===== Entries

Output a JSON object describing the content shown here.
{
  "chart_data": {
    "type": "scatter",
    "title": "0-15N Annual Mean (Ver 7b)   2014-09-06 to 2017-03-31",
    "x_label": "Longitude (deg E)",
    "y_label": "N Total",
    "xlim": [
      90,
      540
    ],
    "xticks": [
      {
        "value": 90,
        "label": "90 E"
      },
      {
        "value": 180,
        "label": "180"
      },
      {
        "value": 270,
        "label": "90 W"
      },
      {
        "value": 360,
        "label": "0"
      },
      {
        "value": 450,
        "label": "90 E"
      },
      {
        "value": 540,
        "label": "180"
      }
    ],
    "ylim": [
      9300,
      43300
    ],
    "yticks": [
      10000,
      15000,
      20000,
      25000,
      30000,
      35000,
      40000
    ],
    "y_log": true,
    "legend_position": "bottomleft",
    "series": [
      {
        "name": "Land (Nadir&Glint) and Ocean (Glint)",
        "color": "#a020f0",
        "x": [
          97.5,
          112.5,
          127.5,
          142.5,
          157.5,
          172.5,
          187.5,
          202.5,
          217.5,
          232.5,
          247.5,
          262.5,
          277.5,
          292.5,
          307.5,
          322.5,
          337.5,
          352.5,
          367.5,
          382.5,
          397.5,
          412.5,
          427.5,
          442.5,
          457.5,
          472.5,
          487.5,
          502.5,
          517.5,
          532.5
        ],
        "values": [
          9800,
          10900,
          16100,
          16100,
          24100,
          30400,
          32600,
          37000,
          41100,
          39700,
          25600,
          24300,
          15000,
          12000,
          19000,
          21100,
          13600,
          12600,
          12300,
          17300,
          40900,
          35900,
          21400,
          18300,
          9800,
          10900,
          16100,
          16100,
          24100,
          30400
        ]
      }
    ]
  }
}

==========
===== Entries

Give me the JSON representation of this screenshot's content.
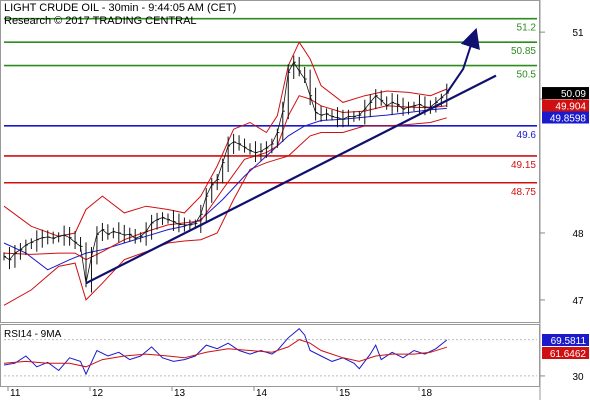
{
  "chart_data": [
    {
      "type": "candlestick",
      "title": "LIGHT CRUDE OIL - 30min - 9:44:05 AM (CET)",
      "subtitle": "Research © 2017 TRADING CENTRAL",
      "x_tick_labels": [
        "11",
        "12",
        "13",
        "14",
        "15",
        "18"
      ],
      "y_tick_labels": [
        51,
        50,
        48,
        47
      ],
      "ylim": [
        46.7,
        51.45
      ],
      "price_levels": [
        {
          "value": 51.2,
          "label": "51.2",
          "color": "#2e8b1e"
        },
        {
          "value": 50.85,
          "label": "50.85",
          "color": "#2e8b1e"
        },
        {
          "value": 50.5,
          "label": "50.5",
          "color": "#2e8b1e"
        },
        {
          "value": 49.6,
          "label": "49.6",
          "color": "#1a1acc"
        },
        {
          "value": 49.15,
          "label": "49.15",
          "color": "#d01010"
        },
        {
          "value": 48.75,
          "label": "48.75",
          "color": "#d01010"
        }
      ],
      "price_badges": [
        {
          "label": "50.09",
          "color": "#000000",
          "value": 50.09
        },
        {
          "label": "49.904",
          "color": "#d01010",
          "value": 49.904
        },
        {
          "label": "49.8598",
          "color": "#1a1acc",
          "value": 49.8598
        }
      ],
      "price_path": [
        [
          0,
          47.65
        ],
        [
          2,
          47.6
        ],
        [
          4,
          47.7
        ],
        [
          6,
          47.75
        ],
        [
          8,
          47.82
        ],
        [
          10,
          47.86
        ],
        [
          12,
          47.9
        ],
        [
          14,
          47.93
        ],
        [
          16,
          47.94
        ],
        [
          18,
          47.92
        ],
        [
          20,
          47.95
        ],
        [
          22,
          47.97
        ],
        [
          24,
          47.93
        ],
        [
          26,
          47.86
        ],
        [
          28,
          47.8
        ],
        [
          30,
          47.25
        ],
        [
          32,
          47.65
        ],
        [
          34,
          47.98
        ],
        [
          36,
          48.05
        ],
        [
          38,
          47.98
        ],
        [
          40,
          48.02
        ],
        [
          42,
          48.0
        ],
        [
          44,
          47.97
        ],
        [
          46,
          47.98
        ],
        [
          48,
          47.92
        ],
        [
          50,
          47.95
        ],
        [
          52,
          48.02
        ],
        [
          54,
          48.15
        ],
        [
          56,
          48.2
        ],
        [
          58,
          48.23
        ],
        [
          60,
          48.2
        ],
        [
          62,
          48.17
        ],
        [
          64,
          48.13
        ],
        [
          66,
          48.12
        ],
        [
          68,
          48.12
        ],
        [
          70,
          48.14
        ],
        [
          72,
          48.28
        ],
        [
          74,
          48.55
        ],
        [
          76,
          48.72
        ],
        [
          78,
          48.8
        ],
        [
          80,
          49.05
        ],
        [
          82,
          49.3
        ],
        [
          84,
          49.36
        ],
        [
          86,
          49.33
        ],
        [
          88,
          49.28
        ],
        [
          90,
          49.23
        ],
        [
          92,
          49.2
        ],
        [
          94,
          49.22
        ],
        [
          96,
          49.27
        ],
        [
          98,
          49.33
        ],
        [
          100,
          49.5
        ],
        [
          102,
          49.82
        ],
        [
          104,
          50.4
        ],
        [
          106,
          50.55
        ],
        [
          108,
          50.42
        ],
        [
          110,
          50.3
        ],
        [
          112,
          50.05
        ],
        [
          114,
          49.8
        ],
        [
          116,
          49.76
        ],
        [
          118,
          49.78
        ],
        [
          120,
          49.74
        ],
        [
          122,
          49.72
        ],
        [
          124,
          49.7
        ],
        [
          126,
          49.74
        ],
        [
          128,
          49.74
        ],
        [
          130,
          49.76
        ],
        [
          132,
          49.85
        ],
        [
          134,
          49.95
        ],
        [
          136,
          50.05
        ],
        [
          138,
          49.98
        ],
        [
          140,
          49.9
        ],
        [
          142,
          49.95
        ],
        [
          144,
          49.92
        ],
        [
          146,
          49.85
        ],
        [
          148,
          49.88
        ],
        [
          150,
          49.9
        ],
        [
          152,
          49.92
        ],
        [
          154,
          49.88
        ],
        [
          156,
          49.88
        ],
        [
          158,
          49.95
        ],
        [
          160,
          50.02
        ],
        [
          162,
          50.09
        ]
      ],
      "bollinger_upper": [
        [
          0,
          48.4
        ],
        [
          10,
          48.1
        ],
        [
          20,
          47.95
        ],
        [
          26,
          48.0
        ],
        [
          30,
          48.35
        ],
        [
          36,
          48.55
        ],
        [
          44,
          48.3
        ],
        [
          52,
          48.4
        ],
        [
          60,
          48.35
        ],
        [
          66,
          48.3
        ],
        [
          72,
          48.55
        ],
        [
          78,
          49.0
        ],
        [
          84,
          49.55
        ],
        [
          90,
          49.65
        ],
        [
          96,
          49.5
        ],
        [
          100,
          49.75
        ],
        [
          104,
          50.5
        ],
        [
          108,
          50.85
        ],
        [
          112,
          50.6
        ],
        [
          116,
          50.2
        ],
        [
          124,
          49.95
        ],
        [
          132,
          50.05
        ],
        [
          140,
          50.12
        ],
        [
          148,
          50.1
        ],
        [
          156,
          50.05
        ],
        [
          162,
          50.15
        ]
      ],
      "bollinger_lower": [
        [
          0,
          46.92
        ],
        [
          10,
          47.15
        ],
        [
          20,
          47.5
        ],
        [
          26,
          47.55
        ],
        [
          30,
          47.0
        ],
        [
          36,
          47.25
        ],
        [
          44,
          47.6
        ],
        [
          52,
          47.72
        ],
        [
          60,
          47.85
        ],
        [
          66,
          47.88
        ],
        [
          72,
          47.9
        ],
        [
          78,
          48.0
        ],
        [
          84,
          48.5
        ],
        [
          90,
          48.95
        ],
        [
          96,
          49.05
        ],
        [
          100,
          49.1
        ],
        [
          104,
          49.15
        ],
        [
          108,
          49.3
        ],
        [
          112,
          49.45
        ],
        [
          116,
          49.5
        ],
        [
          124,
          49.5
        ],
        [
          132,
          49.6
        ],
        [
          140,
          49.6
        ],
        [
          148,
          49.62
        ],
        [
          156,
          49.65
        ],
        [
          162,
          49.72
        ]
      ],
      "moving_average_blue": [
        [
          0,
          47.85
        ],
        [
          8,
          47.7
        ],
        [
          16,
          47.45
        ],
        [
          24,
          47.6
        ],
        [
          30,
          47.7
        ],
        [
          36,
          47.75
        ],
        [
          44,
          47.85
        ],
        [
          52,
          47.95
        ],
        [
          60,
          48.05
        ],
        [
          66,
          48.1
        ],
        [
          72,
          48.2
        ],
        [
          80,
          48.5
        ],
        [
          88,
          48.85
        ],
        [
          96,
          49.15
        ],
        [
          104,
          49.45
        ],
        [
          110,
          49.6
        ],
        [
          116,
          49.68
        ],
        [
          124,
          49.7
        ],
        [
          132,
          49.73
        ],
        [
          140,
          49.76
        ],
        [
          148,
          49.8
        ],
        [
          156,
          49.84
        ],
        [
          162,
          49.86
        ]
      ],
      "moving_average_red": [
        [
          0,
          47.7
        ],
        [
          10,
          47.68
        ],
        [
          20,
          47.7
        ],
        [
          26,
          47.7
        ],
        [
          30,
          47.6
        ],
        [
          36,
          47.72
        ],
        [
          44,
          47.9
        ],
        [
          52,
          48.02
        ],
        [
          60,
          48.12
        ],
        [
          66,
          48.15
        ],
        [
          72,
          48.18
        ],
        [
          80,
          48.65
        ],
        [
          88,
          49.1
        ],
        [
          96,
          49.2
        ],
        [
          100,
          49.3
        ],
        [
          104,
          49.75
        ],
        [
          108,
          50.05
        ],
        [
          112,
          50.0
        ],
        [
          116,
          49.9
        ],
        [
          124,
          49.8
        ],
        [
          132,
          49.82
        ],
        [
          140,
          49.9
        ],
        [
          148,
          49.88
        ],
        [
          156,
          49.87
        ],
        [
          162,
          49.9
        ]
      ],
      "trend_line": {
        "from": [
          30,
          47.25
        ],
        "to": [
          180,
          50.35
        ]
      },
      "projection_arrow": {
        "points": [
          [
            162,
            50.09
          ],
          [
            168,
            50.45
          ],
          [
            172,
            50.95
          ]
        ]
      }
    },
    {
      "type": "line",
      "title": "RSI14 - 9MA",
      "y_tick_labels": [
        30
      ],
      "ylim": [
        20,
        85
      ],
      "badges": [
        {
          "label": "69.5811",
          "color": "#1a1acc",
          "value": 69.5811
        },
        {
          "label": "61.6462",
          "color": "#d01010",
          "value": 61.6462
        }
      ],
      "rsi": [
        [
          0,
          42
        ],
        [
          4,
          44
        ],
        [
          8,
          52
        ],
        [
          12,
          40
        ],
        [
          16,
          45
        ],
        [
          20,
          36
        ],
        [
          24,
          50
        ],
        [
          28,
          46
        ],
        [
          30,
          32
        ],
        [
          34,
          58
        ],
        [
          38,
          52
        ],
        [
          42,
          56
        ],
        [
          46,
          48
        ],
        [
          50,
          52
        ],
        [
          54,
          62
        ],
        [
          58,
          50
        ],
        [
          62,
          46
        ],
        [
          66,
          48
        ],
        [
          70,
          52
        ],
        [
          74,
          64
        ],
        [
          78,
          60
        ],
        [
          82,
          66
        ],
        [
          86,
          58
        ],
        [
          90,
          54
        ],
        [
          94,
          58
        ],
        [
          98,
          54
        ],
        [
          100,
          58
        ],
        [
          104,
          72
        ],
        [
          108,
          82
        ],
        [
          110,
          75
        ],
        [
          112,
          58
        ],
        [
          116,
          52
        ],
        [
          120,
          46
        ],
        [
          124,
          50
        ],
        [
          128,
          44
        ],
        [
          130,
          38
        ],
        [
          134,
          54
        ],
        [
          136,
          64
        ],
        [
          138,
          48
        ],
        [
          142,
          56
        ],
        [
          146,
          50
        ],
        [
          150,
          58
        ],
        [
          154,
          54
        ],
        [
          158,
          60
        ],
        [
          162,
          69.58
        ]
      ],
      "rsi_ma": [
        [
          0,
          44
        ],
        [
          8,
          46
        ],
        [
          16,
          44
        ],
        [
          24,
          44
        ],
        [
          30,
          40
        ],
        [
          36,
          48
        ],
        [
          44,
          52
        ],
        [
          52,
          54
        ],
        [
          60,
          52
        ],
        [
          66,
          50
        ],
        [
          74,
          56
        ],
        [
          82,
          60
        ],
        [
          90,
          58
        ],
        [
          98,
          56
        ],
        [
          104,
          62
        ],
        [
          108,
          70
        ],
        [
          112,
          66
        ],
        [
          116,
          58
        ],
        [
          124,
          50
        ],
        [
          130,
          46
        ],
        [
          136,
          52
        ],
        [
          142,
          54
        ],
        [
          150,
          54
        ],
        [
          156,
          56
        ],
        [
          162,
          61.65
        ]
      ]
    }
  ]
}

==========

Your goal:
Look through the listing and extract every line with "type" in it.

Result of this task:
    "type": "scatter",
      "type": "candlestick",
      "type": "line",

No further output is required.